Collected data entries
## BEGIN

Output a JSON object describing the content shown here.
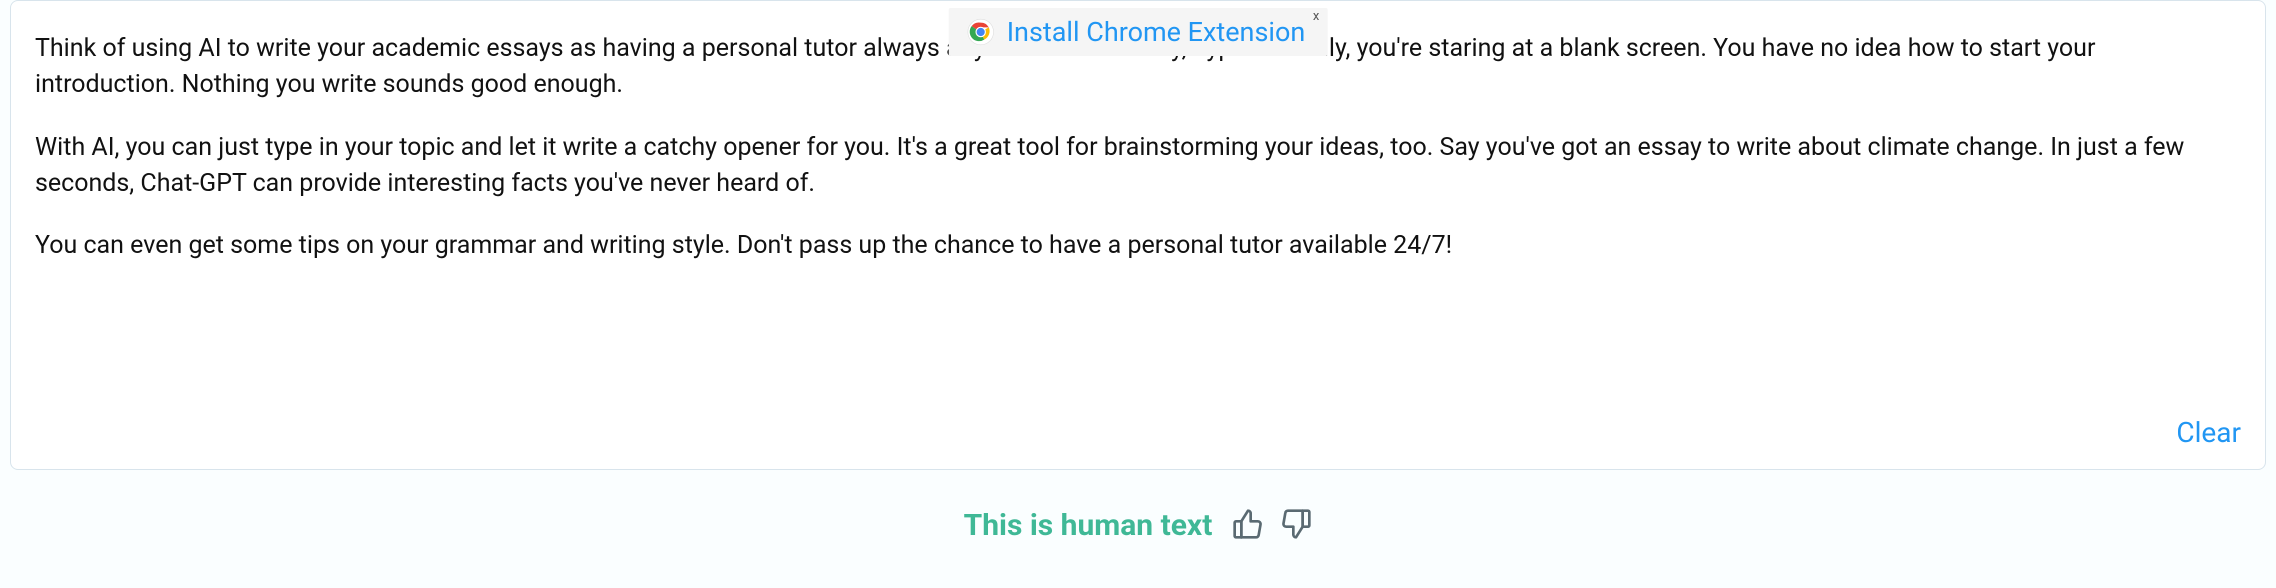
{
  "banner": {
    "label": "Install Chrome Extension",
    "close": "x"
  },
  "paragraphs": [
    "Think of using AI to write your academic essays as having a personal tutor always at your side. Let's say, hypothetically, you're staring at a blank screen. You have no idea how to start your introduction. Nothing you write sounds good enough.",
    "With AI, you can just type in your topic and let it write a catchy opener for you. It's a great tool for brainstorming your ideas, too. Say you've got an essay to write about climate change. In just a few seconds, Chat-GPT can provide interesting facts you've never heard of.",
    "You can even get some tips on your grammar and writing style. Don't pass up the chance to have a personal tutor available 24/7!"
  ],
  "actions": {
    "clear": "Clear"
  },
  "result": {
    "verdict": "This is human text"
  }
}
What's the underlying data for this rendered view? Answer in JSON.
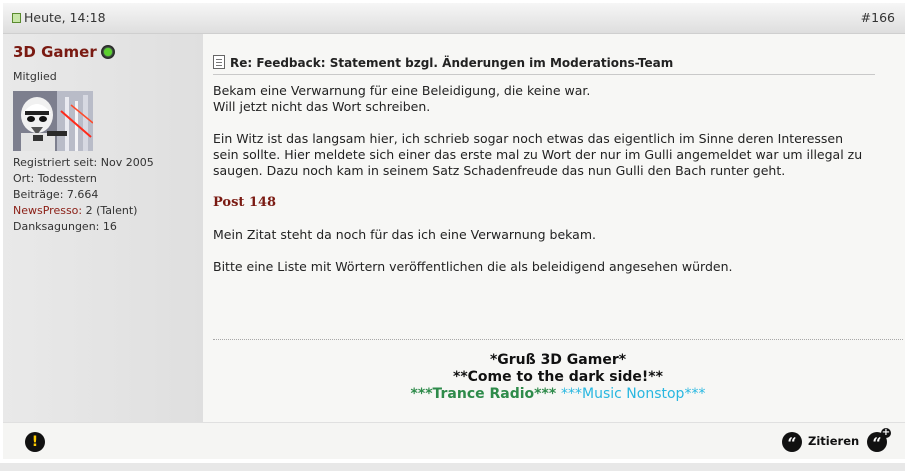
{
  "header": {
    "date": "Heute, 14:18",
    "post_number": "#166"
  },
  "user": {
    "name": "3D Gamer",
    "title": "Mitglied",
    "status": "online",
    "stats": {
      "registered_label": "Registriert seit:",
      "registered_value": "Nov 2005",
      "location_label": "Ort:",
      "location_value": "Todesstern",
      "posts_label": "Beiträge:",
      "posts_value": "7.664",
      "newspresso_label": "NewsPresso:",
      "newspresso_value": "2 (Talent)",
      "thanks_label": "Danksagungen:",
      "thanks_value": "16"
    }
  },
  "post": {
    "title": "Re: Feedback: Statement bzgl. Änderungen im Moderations-Team",
    "line1": "Bekam eine Verwarnung für eine Beleidigung, die keine war.",
    "line2": "Will jetzt nicht das Wort schreiben.",
    "line3": "Ein Witz ist das langsam hier, ich schrieb sogar noch etwas das eigentlich im Sinne deren Interessen",
    "line4": "sein sollte. Hier meldete sich einer das erste mal zu Wort der nur im Gulli angemeldet war um illegal zu",
    "line5": "saugen. Dazu noch kam in seinem Satz Schadenfreude das nun Gulli den Bach runter geht.",
    "post_ref": "Post 148",
    "line6": "Mein Zitat steht da noch für das ich eine Verwarnung bekam.",
    "line7": "Bitte eine Liste mit Wörtern veröffentlichen die als beleidigend angesehen würden."
  },
  "signature": {
    "line1": "*Gruß 3D Gamer*",
    "line2": "**Come to the dark side!**",
    "trance": "***Trance Radio***",
    "nonstop": "***Music Nonstop***"
  },
  "footer": {
    "report_glyph": "!",
    "quote_label": "Zitieren"
  },
  "colors": {
    "username": "#7a1a12",
    "online": "#5cd12e",
    "trance": "#2e8b4a",
    "nonstop": "#29b7e0"
  },
  "icons": {
    "date": "post-date-icon",
    "online": "online-status-icon",
    "title": "document-icon",
    "report": "report-icon",
    "quote": "quote-icon",
    "multiquote": "multiquote-icon"
  }
}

## END

[What you should do]: From the entries above, copy every line where the word "have" shows up.

[Result of this exercise]:
    "Think of using AI to write your academic essays as having a personal tutor always at your side. Let's say, hypothetically, you're staring at a blank screen. You have no idea how to start your introduction. Nothing you write sounds good enough.",
    "You can even get some tips on your grammar and writing style. Don't pass up the chance to have a personal tutor available 24/7!"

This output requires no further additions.